# Data records
►

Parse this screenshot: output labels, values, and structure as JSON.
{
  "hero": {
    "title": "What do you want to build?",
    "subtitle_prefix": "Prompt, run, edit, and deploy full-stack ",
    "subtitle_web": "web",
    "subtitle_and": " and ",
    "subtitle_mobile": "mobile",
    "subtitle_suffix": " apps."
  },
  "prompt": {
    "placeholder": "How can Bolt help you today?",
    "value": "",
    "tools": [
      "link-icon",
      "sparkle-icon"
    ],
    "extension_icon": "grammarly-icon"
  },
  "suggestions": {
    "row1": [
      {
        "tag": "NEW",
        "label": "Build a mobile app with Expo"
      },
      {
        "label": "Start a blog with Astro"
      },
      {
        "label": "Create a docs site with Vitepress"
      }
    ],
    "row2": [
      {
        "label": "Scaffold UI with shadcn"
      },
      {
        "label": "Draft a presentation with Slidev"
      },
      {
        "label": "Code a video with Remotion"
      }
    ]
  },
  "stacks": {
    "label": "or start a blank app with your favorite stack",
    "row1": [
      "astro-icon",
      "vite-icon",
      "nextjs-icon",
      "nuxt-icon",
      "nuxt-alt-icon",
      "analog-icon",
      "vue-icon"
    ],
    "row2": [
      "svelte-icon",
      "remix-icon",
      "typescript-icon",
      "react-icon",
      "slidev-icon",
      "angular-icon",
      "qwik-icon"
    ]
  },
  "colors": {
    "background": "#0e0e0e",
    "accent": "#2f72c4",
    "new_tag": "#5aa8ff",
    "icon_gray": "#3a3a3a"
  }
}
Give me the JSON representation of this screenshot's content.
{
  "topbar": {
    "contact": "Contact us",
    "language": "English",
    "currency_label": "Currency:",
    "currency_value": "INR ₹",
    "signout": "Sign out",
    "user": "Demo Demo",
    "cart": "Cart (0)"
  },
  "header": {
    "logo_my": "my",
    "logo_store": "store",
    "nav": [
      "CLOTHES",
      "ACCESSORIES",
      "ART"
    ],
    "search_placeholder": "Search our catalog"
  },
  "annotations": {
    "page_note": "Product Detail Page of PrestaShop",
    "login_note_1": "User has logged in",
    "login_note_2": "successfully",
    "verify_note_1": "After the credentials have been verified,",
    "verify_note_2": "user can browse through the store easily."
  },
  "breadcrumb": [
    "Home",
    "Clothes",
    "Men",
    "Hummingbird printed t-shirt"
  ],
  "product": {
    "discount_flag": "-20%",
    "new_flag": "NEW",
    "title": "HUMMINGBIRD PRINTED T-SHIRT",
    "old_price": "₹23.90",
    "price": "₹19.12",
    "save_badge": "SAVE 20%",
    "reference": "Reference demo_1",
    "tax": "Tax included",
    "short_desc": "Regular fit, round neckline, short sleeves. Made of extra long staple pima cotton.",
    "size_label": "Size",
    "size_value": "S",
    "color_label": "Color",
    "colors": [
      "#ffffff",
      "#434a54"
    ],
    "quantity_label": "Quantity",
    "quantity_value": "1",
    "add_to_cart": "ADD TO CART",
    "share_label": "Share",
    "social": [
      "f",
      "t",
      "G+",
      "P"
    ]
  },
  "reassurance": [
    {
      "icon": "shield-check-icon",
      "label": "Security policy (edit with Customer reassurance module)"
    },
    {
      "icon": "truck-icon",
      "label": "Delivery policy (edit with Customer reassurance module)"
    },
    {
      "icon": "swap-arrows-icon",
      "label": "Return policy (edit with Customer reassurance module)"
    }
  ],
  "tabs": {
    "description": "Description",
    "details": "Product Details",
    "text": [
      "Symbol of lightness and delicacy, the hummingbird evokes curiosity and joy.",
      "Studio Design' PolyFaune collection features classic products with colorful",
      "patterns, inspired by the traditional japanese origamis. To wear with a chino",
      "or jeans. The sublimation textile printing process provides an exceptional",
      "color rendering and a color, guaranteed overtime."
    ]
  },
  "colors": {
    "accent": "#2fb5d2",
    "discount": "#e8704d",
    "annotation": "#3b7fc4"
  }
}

◄

Copy all lines in the listing above where the string "module" appears.

      "label": "Security policy (edit with Customer reassurance module)"
      "label": "Delivery policy (edit with Customer reassurance module)"
      "label": "Return policy (edit with Customer reassurance module)"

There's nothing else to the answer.